§ **DATA FOR PROCESSING**:
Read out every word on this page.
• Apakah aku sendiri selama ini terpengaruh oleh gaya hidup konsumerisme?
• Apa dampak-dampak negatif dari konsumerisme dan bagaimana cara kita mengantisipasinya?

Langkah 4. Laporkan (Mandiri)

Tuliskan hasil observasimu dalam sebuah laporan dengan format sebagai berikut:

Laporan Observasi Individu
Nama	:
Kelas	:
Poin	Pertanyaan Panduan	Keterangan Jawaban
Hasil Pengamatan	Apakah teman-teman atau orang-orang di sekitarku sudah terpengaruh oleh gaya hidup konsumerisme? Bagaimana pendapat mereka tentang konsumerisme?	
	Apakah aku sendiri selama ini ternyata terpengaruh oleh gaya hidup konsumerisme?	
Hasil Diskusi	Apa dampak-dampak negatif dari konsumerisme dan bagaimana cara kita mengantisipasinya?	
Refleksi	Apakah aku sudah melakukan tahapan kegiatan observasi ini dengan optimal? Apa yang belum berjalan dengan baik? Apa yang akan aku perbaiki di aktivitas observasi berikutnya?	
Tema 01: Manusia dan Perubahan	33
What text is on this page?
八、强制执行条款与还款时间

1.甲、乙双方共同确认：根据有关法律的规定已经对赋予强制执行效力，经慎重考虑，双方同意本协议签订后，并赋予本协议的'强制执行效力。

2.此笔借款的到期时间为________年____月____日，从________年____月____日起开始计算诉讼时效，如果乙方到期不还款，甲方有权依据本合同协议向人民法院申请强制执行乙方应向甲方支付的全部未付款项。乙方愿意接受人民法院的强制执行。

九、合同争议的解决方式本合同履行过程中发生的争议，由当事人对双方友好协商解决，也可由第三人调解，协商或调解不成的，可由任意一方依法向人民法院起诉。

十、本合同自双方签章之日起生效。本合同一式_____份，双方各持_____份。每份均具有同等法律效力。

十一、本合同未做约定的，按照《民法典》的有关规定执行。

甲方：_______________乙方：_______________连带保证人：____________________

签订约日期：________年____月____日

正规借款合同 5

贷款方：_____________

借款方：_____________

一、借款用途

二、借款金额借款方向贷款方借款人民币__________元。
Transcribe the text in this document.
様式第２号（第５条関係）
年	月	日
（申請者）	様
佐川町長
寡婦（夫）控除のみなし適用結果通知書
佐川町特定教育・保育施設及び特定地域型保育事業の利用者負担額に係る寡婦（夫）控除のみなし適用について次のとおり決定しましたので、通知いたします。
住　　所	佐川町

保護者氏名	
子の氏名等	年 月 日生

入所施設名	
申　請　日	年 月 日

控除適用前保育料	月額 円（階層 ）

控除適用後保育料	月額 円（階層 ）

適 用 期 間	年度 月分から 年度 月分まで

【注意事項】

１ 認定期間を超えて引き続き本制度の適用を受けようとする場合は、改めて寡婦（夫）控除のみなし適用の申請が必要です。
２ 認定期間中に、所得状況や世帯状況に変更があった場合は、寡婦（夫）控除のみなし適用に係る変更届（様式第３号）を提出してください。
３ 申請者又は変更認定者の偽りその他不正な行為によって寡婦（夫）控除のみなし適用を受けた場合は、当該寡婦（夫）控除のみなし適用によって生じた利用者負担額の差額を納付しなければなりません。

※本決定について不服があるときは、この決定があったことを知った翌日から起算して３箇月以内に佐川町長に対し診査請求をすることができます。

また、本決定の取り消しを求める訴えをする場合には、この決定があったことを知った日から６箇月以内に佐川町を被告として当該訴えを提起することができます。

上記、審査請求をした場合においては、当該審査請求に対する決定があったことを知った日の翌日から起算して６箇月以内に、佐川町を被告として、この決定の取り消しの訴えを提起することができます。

§ **TASK REQUIREMENTS**: Return all of the data precisely as it appears.

§ **REPLY TO THE TASK**:
Read out every word on this page.
• Apakah aku sendiri selama ini terpengaruh oleh gaya hidup konsumerisme?
• Apa dampak-dampak negatif dari konsumerisme dan bagaimana cara kita mengantisipasinya?

Langkah 4. Laporkan (Mandiri)

Tuliskan hasil observasimu dalam sebuah laporan dengan format sebagai berikut:

Laporan Observasi Individu
Nama	:
Kelas	:
Poin	Pertanyaan Panduan	Keterangan Jawaban
Hasil Pengamatan	Apakah teman-teman atau orang-orang di sekitarku sudah terpengaruh oleh gaya hidup konsumerisme? Bagaimana pendapat mereka tentang konsumerisme?	
	Apakah aku sendiri selama ini ternyata terpengaruh oleh gaya hidup konsumerisme?	
Hasil Diskusi	Apa dampak-dampak negatif dari konsumerisme dan bagaimana cara kita mengantisipasinya?	
Refleksi	Apakah aku sudah melakukan tahapan kegiatan observasi ini dengan optimal? Apa yang belum berjalan dengan baik? Apa yang akan aku perbaiki di aktivitas observasi berikutnya?	
Tema 01: Manusia dan Perubahan	33
What text is on this page?
八、强制执行条款与还款时间

1.甲、乙双方共同确认：根据有关法律的规定已经对赋予强制执行效力，经慎重考虑，双方同意本协议签订后，并赋予本协议的'强制执行效力。

2.此笔借款的到期时间为________年____月____日，从________年____月____日起开始计算诉讼时效，如果乙方到期不还款，甲方有权依据本合同协议向人民法院申请强制执行乙方应向甲方支付的全部未付款项。乙方愿意接受人民法院的强制执行。

九、合同争议的解决方式本合同履行过程中发生的争议，由当事人对双方友好协商解决，也可由第三人调解，协商或调解不成的，可由任意一方依法向人民法院起诉。

十、本合同自双方签章之日起生效。本合同一式_____份，双方各持_____份。每份均具有同等法律效力。

十一、本合同未做约定的，按照《民法典》的有关规定执行。

甲方：_______________乙方：_______________连带保证人：____________________

签订约日期：________年____月____日

正规借款合同 5

贷款方：_____________

借款方：_____________

一、借款用途

二、借款金额借款方向贷款方借款人民币__________元。
Transcribe the text in this document.
様式第２号（第５条関係）
年	月	日
（申請者）	様
佐川町長
寡婦（夫）控除のみなし適用結果通知書
佐川町特定教育・保育施設及び特定地域型保育事業の利用者負担額に係る寡婦（夫）控除のみなし適用について次のとおり決定しましたので、通知いたします。
住　　所	佐川町

保護者氏名	
子の氏名等	年 月 日生

入所施設名	
申　請　日	年 月 日

控除適用前保育料	月額 円（階層 ）

控除適用後保育料	月額 円（階層 ）

適 用 期 間	年度 月分から 年度 月分まで

【注意事項】

１ 認定期間を超えて引き続き本制度の適用を受けようとする場合は、改めて寡婦（夫）控除のみなし適用の申請が必要です。
２ 認定期間中に、所得状況や世帯状況に変更があった場合は、寡婦（夫）控除のみなし適用に係る変更届（様式第３号）を提出してください。
３ 申請者又は変更認定者の偽りその他不正な行為によって寡婦（夫）控除のみなし適用を受けた場合は、当該寡婦（夫）控除のみなし適用によって生じた利用者負担額の差額を納付しなければなりません。

※本決定について不服があるときは、この決定があったことを知った翌日から起算して３箇月以内に佐川町長に対し診査請求をすることができます。

また、本決定の取り消しを求める訴えをする場合には、この決定があったことを知った日から６箇月以内に佐川町を被告として当該訴えを提起することができます。

上記、審査請求をした場合においては、当該審査請求に対する決定があったことを知った日の翌日から起算して６箇月以内に、佐川町を被告として、この決定の取り消しの訴えを提起することができます。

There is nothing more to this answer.